**GIVEN EXERCISE**:
Pick out all lines in the listing holding the string "smoking" and copy them.

╔══

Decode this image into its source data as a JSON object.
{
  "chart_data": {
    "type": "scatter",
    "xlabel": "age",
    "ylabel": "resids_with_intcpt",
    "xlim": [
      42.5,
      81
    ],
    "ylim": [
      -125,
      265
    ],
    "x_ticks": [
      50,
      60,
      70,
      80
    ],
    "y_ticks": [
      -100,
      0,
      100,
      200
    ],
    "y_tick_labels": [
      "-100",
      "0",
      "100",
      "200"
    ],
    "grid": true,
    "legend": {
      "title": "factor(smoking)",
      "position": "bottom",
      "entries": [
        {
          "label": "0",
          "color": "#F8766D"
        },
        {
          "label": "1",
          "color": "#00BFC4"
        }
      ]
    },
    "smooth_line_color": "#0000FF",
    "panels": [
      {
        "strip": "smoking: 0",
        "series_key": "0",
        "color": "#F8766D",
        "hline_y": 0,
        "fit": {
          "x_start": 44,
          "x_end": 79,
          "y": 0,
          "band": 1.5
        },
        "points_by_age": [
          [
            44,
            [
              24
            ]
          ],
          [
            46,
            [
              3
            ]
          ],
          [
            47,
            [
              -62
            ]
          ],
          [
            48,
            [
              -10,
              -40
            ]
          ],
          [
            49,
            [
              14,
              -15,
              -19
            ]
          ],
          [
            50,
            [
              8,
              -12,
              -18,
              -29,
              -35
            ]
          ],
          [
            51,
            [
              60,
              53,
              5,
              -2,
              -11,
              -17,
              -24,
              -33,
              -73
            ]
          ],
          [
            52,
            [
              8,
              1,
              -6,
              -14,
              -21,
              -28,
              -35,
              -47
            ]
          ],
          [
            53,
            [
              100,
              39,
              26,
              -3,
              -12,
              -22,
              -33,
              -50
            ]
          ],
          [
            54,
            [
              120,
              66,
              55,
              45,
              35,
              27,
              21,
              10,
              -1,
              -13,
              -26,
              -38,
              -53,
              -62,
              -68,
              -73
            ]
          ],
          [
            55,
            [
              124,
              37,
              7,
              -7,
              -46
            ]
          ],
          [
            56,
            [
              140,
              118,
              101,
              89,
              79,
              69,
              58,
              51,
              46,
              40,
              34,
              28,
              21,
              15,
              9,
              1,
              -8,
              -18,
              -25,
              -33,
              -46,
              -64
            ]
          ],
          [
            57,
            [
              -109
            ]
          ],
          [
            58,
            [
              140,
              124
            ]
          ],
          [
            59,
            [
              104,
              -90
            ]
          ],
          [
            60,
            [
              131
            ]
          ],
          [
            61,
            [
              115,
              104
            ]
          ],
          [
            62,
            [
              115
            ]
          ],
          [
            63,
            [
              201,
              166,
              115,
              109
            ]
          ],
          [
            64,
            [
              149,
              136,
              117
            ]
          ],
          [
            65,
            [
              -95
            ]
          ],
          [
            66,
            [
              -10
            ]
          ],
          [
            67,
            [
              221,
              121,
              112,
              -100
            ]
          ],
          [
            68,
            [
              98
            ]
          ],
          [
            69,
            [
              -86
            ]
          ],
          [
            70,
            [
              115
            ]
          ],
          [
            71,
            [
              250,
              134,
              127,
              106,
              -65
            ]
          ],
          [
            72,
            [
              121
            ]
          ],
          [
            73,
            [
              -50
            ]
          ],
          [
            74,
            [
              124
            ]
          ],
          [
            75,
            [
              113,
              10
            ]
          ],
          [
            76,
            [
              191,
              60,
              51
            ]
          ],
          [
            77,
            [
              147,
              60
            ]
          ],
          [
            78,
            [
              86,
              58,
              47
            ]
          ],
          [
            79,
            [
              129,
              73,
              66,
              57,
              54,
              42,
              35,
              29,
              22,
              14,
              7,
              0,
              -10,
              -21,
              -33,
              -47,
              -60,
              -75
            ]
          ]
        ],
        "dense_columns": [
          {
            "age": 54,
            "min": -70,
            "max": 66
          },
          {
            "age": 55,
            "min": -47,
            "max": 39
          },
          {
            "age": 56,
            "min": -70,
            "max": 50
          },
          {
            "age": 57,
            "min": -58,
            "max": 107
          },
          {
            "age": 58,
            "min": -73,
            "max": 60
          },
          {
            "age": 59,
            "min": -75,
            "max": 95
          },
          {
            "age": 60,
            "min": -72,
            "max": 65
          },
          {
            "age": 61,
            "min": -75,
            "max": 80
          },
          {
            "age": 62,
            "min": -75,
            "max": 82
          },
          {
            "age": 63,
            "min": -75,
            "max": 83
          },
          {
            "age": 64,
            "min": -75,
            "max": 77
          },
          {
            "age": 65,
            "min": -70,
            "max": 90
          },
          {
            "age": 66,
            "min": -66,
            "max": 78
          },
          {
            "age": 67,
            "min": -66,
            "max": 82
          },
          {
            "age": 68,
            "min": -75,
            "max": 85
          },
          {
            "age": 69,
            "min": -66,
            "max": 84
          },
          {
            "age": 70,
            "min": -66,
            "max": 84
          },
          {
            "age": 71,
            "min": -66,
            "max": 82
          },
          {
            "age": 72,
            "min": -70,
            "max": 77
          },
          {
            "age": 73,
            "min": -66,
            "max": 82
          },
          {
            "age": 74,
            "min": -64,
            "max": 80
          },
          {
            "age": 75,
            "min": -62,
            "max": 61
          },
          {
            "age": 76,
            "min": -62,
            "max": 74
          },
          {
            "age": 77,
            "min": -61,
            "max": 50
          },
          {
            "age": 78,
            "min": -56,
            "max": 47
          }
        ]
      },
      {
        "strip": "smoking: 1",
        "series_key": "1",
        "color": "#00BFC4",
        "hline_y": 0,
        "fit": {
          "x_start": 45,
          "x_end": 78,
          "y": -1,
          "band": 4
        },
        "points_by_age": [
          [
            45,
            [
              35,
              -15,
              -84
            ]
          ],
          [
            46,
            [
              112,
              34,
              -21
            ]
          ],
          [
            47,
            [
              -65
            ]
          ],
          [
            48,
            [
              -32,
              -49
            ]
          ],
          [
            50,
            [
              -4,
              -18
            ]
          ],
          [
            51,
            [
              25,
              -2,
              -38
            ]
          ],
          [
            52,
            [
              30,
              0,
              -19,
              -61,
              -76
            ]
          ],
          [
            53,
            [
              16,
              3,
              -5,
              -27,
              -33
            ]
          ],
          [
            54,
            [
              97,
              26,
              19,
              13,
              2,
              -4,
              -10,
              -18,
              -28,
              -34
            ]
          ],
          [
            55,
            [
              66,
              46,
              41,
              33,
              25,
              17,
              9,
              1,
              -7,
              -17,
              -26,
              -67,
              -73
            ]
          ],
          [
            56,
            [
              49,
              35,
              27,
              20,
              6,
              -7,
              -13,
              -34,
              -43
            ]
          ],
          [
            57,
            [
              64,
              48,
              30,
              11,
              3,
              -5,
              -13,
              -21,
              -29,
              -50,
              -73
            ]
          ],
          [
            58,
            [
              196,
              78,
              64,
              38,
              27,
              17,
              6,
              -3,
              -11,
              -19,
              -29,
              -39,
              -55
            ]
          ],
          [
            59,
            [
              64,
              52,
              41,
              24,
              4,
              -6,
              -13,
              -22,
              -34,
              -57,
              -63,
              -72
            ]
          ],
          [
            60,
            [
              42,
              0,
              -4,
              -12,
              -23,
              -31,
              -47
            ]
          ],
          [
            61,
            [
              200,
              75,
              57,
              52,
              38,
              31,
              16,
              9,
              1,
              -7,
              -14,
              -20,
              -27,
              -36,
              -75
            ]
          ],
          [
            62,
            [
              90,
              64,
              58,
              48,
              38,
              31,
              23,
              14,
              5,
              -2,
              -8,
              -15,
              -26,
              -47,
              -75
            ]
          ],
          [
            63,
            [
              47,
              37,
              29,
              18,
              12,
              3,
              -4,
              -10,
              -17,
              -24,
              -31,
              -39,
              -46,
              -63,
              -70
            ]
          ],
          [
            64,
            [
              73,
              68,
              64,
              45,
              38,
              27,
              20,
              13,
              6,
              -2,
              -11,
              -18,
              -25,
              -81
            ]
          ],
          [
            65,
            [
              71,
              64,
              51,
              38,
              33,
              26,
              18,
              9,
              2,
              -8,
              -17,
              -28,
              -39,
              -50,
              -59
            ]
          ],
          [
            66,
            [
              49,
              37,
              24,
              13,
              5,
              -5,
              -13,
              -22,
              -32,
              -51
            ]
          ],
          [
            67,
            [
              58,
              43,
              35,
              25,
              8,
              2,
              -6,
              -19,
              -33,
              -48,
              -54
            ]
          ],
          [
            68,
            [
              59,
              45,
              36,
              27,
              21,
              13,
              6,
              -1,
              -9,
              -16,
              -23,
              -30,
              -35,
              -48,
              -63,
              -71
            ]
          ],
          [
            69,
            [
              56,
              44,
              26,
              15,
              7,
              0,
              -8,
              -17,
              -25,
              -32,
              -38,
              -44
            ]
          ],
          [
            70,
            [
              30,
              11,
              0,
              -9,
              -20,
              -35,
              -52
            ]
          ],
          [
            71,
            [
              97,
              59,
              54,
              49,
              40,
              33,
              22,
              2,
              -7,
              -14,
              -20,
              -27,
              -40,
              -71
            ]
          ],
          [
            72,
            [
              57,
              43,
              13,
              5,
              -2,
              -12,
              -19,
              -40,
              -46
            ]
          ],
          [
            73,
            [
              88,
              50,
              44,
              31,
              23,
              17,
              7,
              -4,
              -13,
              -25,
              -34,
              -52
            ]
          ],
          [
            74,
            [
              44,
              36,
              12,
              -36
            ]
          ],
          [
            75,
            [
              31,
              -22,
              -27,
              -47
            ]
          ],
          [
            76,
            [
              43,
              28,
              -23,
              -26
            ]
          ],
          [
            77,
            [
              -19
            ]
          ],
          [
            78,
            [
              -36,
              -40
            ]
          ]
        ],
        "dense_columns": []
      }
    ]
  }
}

╚══

**REPLY**:
      "title": "factor(smoking)",
        "strip": "smoking: 0",
        "strip": "smoking: 1",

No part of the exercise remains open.